The exercise
Here are some records; quote them exactly, leaving out the pictures.

————————

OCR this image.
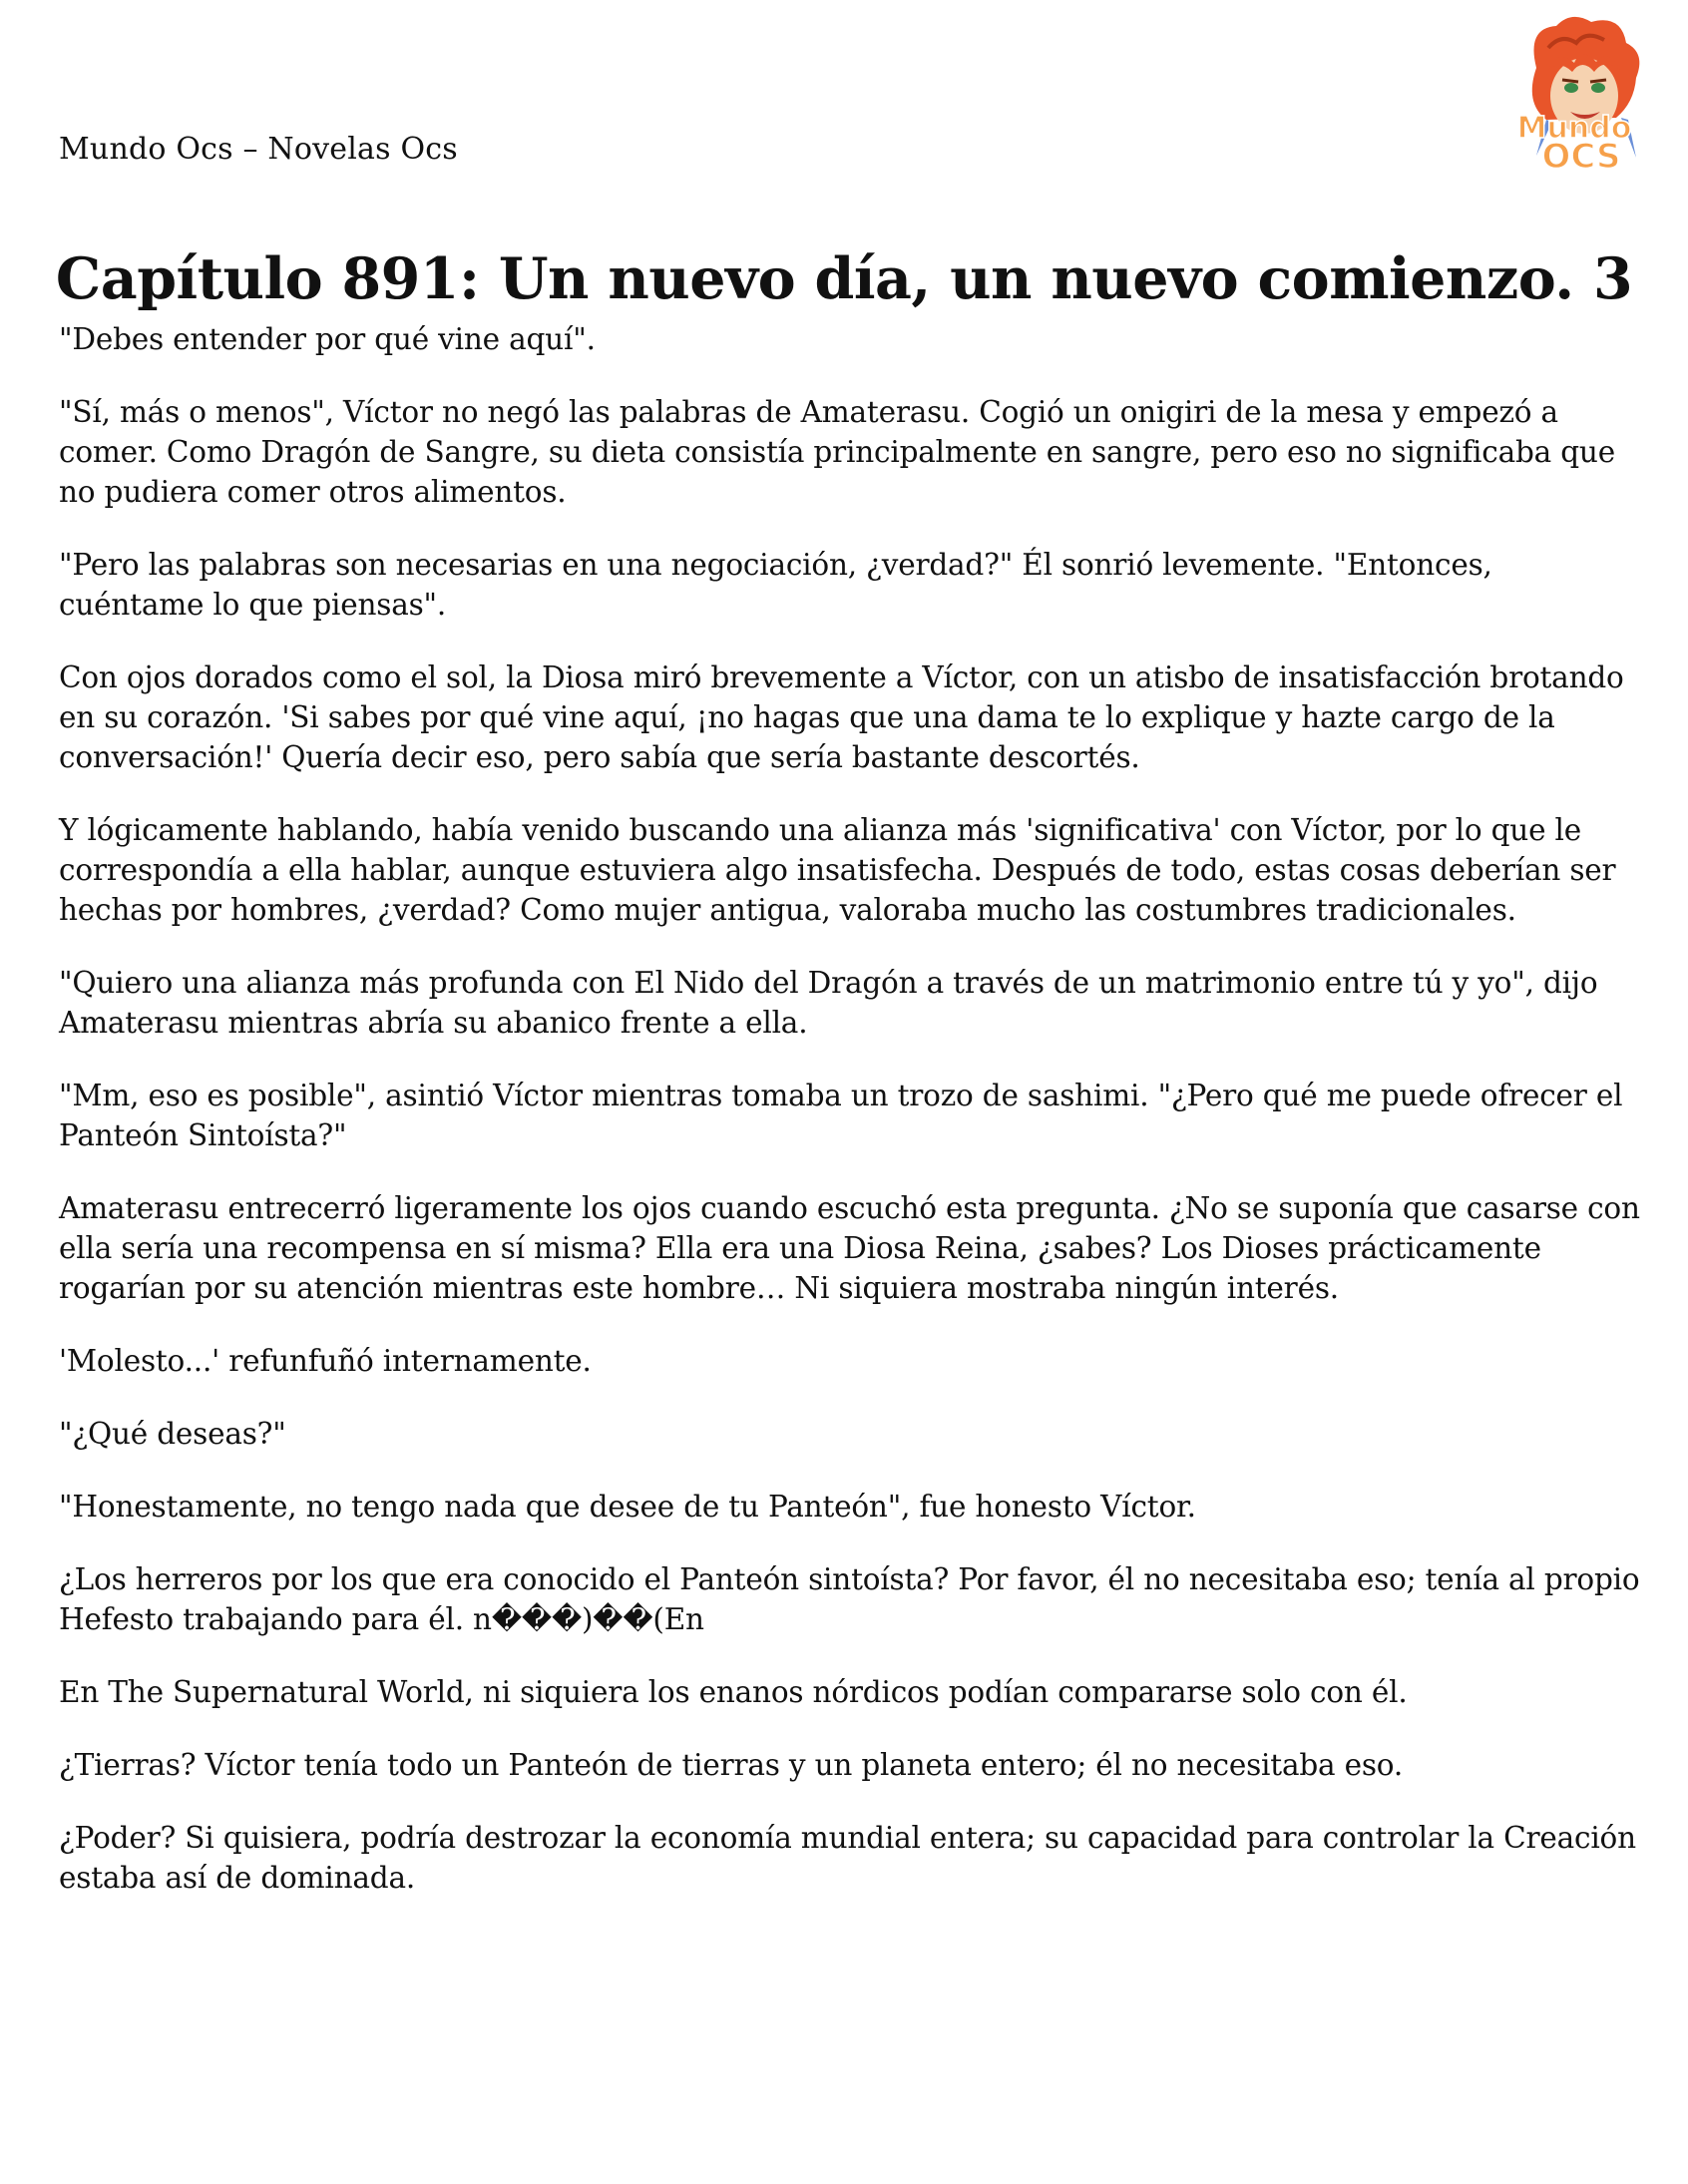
Mundo Ocs – Novelas Ocs
Mundo
OCS
Capítulo 891: Un nuevo día, un nuevo comienzo. 3

"Debes entender por qué vine aquí".

"Sí, más o menos", Víctor no negó las palabras de Amaterasu. Cogió un onigiri de la mesa y empezó a comer. Como Dragón de Sangre, su dieta consistía principalmente en sangre, pero eso no significaba que no pudiera comer otros alimentos.

"Pero las palabras son necesarias en una negociación, ¿verdad?" Él sonrió levemente. "Entonces, cuéntame lo que piensas".

Con ojos dorados como el sol, la Diosa miró brevemente a Víctor, con un atisbo de insatisfacción brotando en su corazón. 'Si sabes por qué vine aquí, ¡no hagas que una dama te lo explique y hazte cargo de la conversación!' Quería decir eso, pero sabía que sería bastante descortés.

Y lógicamente hablando, había venido buscando una alianza más 'significativa' con Víctor, por lo que le correspondía a ella hablar, aunque estuviera algo insatisfecha. Después de todo, estas cosas deberían ser hechas por hombres, ¿verdad? Como mujer antigua, valoraba mucho las costumbres tradicionales.

"Quiero una alianza más profunda con El Nido del Dragón a través de un matrimonio entre tú y yo", dijo Amaterasu mientras abría su abanico frente a ella.

"Mm, eso es posible", asintió Víctor mientras tomaba un trozo de sashimi. "¿Pero qué me puede ofrecer el Panteón Sintoísta?"

Amaterasu entrecerró ligeramente los ojos cuando escuchó esta pregunta. ¿No se suponía que casarse con ella sería una recompensa en sí misma? Ella era una Diosa Reina, ¿sabes? Los Dioses prácticamente rogarían por su atención mientras este hombre… Ni siquiera mostraba ningún interés.

'Molesto...' refunfuñó internamente.

"¿Qué deseas?"

"Honestamente, no tengo nada que desee de tu Panteón", fue honesto Víctor.

¿Los herreros por los que era conocido el Panteón sintoísta? Por favor, él no necesitaba eso; tenía al propio Hefesto trabajando para él. n���)��(En

En The Supernatural World, ni siquiera los enanos nórdicos podían compararse solo con él.

¿Tierras? Víctor tenía todo un Panteón de tierras y un planeta entero; él no necesitaba eso.

¿Poder? Si quisiera, podría destrozar la economía mundial entera; su capacidad para controlar la Creación estaba así de dominada.
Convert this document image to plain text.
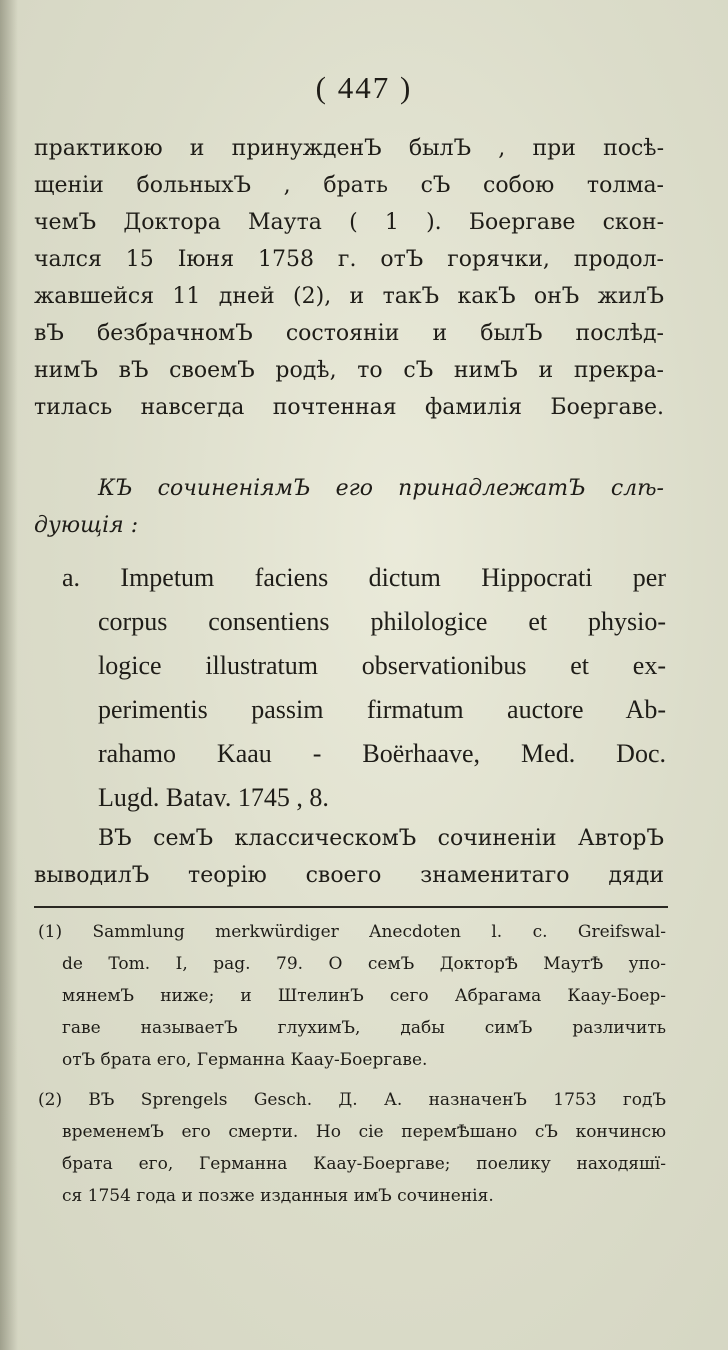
( 447 )
практикою и принужденЪ былЪ , при посѣ-
щеніи больныхЪ , брать сЪ собою толма-
чемЪ Доктора Маута ( 1 ). Боергаве скон-
чался 15 Іюня 1758 г. отЪ горячки, продол-
жавшейся 11 дней (2), и такЪ какЪ онЪ жилЪ
вЪ безбрачномЪ состояніи и былЪ послѣд-
нимЪ вЪ своемЪ родѣ, то сЪ нимЪ и прекра-
тилась навсегда почтенная фамилія Боергаве.
КЪ сочиненіямЪ его принадлежатЪ слѣ-
дующія :
a. Impetum faciens dictum Hippocrati per
corpus consentiens philologice et physio-
logice illustratum observationibus et ex-
perimentis passim firmatum auctore Ab-
rahamo Kaau - Boërhaave, Med. Doc.
Lugd. Batav. 1745 , 8.
ВЪ семЪ классическомЪ сочиненіи АвторЪ
выводилЪ теорію своего знаменитаго дяди
(1) Sammlung merkwürdiger Anecdoten l. c. Greifswal-
de Tom. I, pag. 79. О семЪ ДокторѢ МаутѢ упо-
мянемЪ ниже; и ШтелинЪ сего Абрагама Каау-Боер-
гаве называетЪ глухимЪ, дабы симЪ различить
отЪ брата его, Германна Каау-Боергаве.
(2) BЪ Sprengels Gesch. Д. А. назначенЪ 1753 годЪ
временемЪ его смерти. Но сіе перемѢшано сЪ кончинсю
брата его, Германна Каау-Боергаве; поелику находяшї-
ся 1754 года и позже изданныя имЪ сочиненія.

————————

Solution for this problem
OCR this image.
Mundo Ocs – Novelas Ocs
Mundo
OCS
Capítulo 891: Un nuevo día, un nuevo comienzo. 3

"Debes entender por qué vine aquí".

"Sí, más o menos", Víctor no negó las palabras de Amaterasu. Cogió un onigiri de la mesa y empezó a comer. Como Dragón de Sangre, su dieta consistía principalmente en sangre, pero eso no significaba que no pudiera comer otros alimentos.

"Pero las palabras son necesarias en una negociación, ¿verdad?" Él sonrió levemente. "Entonces, cuéntame lo que piensas".

Con ojos dorados como el sol, la Diosa miró brevemente a Víctor, con un atisbo de insatisfacción brotando en su corazón. 'Si sabes por qué vine aquí, ¡no hagas que una dama te lo explique y hazte cargo de la conversación!' Quería decir eso, pero sabía que sería bastante descortés.

Y lógicamente hablando, había venido buscando una alianza más 'significativa' con Víctor, por lo que le correspondía a ella hablar, aunque estuviera algo insatisfecha. Después de todo, estas cosas deberían ser hechas por hombres, ¿verdad? Como mujer antigua, valoraba mucho las costumbres tradicionales.

"Quiero una alianza más profunda con El Nido del Dragón a través de un matrimonio entre tú y yo", dijo Amaterasu mientras abría su abanico frente a ella.

"Mm, eso es posible", asintió Víctor mientras tomaba un trozo de sashimi. "¿Pero qué me puede ofrecer el Panteón Sintoísta?"

Amaterasu entrecerró ligeramente los ojos cuando escuchó esta pregunta. ¿No se suponía que casarse con ella sería una recompensa en sí misma? Ella era una Diosa Reina, ¿sabes? Los Dioses prácticamente rogarían por su atención mientras este hombre… Ni siquiera mostraba ningún interés.

'Molesto...' refunfuñó internamente.

"¿Qué deseas?"

"Honestamente, no tengo nada que desee de tu Panteón", fue honesto Víctor.

¿Los herreros por los que era conocido el Panteón sintoísta? Por favor, él no necesitaba eso; tenía al propio Hefesto trabajando para él. n���)��(En

En The Supernatural World, ni siquiera los enanos nórdicos podían compararse solo con él.

¿Tierras? Víctor tenía todo un Panteón de tierras y un planeta entero; él no necesitaba eso.

¿Poder? Si quisiera, podría destrozar la economía mundial entera; su capacidad para controlar la Creación estaba así de dominada.
Convert this document image to plain text.
( 447 )
практикою и принужденЪ былЪ , при посѣ-
щеніи больныхЪ , брать сЪ собою толма-
чемЪ Доктора Маута ( 1 ). Боергаве скон-
чался 15 Іюня 1758 г. отЪ горячки, продол-
жавшейся 11 дней (2), и такЪ какЪ онЪ жилЪ
вЪ безбрачномЪ состояніи и былЪ послѣд-
нимЪ вЪ своемЪ родѣ, то сЪ нимЪ и прекра-
тилась навсегда почтенная фамилія Боергаве.
КЪ сочиненіямЪ его принадлежатЪ слѣ-
дующія :
a. Impetum faciens dictum Hippocrati per
corpus consentiens philologice et physio-
logice illustratum observationibus et ex-
perimentis passim firmatum auctore Ab-
rahamo Kaau - Boërhaave, Med. Doc.
Lugd. Batav. 1745 , 8.
ВЪ семЪ классическомЪ сочиненіи АвторЪ
выводилЪ теорію своего знаменитаго дяди
(1) Sammlung merkwürdiger Anecdoten l. c. Greifswal-
de Tom. I, pag. 79. О семЪ ДокторѢ МаутѢ упо-
мянемЪ ниже; и ШтелинЪ сего Абрагама Каау-Боер-
гаве называетЪ глухимЪ, дабы симЪ различить
отЪ брата его, Германна Каау-Боергаве.
(2) BЪ Sprengels Gesch. Д. А. назначенЪ 1753 годЪ
временемЪ его смерти. Но сіе перемѢшано сЪ кончинсю
брата его, Германна Каау-Боергаве; поелику находяшї-
ся 1754 года и позже изданныя имЪ сочиненія.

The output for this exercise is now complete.